• Exercise instructions:
Write out the material word for word, from its first line through the line that contains "flip-down-marker <box>352 731 379 747</box>".

:::

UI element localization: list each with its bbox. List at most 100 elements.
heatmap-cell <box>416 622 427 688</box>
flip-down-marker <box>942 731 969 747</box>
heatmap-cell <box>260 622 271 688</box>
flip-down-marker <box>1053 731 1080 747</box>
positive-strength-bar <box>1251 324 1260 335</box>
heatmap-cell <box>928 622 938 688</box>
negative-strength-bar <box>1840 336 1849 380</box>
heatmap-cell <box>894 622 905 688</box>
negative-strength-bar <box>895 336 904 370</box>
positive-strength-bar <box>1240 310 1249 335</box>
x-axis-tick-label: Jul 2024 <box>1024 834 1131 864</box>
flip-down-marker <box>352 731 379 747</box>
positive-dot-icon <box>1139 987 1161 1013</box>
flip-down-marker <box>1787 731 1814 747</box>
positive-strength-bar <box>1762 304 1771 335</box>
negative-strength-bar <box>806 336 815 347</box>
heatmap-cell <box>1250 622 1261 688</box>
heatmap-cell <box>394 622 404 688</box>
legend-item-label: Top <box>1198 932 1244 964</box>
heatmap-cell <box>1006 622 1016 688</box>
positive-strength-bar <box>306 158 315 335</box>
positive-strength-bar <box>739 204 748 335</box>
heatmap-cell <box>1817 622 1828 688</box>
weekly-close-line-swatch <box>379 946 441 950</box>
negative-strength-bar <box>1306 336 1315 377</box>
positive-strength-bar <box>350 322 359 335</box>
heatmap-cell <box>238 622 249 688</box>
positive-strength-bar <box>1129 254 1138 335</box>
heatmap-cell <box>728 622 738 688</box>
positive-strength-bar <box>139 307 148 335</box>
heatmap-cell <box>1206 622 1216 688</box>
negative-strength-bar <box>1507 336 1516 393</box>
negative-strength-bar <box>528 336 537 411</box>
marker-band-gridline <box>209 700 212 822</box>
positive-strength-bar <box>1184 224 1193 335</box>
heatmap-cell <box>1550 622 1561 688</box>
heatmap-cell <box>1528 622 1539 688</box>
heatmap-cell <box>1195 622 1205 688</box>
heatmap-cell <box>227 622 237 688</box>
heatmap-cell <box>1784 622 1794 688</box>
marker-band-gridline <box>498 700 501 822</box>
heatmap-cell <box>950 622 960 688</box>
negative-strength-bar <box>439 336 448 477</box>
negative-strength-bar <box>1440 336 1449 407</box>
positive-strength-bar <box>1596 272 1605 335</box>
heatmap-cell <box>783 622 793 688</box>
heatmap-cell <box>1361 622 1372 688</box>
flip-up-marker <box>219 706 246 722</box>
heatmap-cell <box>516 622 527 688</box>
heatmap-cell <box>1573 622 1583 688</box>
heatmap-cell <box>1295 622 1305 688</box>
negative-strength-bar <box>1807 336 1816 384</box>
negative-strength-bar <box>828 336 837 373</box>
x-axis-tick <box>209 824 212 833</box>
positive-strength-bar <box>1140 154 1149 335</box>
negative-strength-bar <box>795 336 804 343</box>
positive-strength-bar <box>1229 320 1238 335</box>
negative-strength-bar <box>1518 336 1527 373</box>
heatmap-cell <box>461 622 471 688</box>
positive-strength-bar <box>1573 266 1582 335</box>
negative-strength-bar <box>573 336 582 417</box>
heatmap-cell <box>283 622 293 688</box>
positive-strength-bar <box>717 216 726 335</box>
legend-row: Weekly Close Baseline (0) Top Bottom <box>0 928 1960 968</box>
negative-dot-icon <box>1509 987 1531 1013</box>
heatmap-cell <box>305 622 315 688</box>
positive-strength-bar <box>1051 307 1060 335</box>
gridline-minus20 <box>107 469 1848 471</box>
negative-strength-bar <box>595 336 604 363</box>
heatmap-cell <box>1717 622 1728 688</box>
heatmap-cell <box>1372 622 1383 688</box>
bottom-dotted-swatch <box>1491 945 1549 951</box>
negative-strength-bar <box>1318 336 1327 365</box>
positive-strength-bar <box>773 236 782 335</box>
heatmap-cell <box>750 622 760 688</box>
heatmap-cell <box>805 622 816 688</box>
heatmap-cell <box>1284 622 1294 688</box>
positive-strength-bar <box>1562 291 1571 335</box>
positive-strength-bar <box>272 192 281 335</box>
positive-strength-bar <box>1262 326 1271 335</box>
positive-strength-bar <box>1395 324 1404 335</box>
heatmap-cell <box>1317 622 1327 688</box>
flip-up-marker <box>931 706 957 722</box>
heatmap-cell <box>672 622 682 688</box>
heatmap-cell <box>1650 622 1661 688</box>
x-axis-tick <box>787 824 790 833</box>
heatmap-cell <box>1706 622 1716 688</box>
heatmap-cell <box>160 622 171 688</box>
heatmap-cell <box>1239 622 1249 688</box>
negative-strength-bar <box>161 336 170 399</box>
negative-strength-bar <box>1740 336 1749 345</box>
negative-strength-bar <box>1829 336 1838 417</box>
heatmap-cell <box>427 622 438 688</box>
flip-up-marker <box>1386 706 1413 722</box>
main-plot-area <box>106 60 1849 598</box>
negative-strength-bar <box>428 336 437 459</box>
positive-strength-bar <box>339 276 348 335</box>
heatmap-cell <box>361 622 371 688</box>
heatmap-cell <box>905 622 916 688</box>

:::

• Reply:
UI element localization: list each with its bbox. List at most 100 elements.
heatmap-cell <box>416 622 427 688</box>
flip-down-marker <box>942 731 969 747</box>
heatmap-cell <box>260 622 271 688</box>
flip-down-marker <box>1053 731 1080 747</box>
positive-strength-bar <box>1251 324 1260 335</box>
heatmap-cell <box>928 622 938 688</box>
negative-strength-bar <box>1840 336 1849 380</box>
heatmap-cell <box>894 622 905 688</box>
negative-strength-bar <box>895 336 904 370</box>
positive-strength-bar <box>1240 310 1249 335</box>
x-axis-tick-label: Jul 2024 <box>1024 834 1131 864</box>
flip-down-marker <box>352 731 379 747</box>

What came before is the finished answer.